Figure record extracts
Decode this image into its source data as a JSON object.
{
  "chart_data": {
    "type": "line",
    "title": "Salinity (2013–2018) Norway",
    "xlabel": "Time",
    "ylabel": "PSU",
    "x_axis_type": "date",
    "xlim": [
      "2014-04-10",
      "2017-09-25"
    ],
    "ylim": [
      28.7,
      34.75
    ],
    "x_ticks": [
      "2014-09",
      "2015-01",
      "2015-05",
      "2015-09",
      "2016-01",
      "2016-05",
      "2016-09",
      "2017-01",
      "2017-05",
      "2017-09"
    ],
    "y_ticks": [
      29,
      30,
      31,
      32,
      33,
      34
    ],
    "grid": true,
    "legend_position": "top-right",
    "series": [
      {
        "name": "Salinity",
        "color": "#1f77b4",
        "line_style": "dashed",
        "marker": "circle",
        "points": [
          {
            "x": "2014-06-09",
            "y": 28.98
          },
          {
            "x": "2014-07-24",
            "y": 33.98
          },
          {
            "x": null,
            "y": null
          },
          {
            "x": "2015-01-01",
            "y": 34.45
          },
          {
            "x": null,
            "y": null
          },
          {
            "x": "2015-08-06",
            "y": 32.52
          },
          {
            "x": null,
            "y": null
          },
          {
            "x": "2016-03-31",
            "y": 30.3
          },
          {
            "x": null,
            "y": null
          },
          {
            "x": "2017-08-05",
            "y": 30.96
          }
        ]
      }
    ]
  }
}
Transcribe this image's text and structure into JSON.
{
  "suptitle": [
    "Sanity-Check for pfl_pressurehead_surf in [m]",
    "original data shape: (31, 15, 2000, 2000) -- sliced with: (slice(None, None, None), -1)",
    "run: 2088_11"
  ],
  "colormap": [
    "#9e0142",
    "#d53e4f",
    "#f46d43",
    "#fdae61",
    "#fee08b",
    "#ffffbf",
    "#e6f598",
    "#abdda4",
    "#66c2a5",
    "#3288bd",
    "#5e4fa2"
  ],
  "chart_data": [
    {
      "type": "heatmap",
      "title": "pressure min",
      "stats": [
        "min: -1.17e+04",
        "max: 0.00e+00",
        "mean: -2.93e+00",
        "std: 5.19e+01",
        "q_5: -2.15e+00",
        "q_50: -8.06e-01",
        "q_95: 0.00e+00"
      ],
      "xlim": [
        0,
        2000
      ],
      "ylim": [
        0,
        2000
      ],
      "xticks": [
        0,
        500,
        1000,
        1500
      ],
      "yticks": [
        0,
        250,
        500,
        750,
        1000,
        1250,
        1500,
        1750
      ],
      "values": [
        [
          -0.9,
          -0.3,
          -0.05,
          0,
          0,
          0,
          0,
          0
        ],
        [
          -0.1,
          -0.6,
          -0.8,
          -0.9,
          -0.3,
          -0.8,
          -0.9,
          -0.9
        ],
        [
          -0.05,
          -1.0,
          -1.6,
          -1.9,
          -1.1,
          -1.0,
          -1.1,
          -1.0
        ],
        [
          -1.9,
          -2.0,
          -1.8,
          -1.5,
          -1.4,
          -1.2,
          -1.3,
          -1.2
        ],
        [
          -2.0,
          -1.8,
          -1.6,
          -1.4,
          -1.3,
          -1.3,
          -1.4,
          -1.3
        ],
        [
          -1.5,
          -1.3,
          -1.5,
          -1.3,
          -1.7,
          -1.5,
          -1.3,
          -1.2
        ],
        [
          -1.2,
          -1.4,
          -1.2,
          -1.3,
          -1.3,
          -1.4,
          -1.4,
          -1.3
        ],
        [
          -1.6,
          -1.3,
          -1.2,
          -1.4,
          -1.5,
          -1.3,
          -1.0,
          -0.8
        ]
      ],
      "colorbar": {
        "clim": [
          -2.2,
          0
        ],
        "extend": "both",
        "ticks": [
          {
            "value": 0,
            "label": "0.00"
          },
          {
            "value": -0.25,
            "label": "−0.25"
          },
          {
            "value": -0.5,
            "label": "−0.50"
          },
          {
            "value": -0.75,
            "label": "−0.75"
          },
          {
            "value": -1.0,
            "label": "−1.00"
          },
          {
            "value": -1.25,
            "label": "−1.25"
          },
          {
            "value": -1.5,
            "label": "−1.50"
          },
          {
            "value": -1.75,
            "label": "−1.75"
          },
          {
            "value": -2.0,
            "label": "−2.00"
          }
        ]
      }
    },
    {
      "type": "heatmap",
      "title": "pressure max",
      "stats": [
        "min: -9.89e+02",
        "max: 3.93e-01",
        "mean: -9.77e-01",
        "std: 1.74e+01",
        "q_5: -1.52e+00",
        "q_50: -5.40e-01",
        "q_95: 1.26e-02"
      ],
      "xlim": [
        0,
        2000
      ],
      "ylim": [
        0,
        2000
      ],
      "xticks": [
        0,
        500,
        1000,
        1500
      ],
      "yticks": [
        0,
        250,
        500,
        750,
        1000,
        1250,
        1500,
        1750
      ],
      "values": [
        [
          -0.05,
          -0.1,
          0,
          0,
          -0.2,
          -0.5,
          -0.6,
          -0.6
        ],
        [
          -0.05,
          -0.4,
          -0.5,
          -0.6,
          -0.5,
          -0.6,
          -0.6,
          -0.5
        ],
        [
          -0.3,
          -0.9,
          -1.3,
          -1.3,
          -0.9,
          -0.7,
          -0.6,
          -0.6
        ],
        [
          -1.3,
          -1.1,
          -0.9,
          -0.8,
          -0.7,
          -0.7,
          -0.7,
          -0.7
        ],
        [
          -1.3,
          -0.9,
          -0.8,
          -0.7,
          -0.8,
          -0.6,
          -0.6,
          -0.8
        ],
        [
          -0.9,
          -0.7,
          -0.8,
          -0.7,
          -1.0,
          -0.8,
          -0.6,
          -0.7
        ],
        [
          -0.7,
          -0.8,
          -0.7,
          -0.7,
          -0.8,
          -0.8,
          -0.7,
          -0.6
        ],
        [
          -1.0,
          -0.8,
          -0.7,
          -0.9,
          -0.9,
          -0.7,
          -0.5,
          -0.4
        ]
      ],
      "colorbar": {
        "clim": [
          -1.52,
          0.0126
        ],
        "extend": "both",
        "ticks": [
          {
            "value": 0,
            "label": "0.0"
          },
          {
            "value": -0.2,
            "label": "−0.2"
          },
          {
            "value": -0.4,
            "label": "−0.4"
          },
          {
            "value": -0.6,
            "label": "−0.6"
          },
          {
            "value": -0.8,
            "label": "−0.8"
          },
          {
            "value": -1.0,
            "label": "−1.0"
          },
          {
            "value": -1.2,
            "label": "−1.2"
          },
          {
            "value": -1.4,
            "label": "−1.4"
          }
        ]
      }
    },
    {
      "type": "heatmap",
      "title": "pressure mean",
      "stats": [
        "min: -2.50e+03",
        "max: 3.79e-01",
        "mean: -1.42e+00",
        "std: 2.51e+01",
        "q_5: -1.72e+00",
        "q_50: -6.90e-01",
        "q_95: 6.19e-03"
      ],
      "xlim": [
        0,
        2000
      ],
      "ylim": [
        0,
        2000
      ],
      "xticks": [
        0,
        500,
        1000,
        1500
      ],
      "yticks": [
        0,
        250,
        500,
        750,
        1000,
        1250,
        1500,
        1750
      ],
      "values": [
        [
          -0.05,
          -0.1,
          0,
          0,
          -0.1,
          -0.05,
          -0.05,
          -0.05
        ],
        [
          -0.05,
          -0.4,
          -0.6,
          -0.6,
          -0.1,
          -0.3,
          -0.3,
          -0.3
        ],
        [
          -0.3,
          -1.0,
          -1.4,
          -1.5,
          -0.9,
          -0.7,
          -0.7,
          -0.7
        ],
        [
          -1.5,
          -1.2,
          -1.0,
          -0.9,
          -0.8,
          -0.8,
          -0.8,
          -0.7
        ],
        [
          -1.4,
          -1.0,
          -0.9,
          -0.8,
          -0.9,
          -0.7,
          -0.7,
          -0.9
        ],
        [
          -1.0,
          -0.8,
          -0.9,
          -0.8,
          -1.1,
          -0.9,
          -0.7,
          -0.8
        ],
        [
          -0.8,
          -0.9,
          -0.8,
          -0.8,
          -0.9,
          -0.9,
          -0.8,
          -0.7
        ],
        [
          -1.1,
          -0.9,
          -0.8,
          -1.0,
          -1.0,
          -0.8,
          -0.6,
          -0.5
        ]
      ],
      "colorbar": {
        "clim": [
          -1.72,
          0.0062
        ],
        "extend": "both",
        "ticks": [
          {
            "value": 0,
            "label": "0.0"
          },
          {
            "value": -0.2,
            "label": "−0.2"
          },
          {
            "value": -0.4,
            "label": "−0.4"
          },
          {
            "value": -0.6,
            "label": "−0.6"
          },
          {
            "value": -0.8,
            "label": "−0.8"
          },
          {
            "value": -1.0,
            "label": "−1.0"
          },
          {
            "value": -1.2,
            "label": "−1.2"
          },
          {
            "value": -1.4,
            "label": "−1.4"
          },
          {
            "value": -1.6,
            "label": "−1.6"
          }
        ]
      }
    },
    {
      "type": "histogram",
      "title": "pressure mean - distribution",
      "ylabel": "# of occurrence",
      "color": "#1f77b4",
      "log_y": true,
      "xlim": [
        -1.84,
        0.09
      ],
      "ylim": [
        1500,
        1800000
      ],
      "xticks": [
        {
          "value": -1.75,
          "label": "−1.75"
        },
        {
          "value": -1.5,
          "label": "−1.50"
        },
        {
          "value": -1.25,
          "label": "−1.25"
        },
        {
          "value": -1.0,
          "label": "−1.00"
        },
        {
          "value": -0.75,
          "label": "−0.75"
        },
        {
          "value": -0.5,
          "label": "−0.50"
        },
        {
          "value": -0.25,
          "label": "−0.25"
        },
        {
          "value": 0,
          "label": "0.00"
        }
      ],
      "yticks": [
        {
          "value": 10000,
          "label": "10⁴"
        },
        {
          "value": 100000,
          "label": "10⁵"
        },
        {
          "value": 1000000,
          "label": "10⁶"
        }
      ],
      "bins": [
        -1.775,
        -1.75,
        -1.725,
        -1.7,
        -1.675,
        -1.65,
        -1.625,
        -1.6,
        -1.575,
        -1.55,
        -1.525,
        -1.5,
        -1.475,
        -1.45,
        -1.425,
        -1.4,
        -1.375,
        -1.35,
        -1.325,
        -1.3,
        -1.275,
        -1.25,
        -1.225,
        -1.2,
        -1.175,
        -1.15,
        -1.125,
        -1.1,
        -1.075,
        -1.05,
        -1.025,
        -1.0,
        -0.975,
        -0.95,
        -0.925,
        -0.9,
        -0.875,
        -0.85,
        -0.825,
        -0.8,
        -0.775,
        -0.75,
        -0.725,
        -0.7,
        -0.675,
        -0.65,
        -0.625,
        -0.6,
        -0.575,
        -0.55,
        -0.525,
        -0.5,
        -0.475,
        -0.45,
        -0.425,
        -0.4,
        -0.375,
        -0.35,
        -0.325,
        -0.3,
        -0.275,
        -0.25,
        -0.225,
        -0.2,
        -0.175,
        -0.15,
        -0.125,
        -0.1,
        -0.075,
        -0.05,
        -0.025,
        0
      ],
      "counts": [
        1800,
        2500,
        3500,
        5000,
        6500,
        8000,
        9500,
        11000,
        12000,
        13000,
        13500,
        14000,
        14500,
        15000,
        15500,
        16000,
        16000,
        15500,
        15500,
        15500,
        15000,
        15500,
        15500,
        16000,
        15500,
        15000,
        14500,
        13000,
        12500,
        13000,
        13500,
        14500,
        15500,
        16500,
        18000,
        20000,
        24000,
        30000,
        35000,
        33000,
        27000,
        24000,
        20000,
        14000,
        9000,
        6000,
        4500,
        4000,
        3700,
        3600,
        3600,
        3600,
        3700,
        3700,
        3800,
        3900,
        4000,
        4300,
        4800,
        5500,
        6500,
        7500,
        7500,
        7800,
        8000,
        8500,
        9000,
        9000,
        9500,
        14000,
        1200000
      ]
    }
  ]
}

__PROBLEM REQUIREMENTS__. Out of the material above, gather each line where "JSON" appears.

__RESULT OF THIS TASK__.
Decode this image into its source data as a JSON object.
Transcribe this image's text and structure into JSON.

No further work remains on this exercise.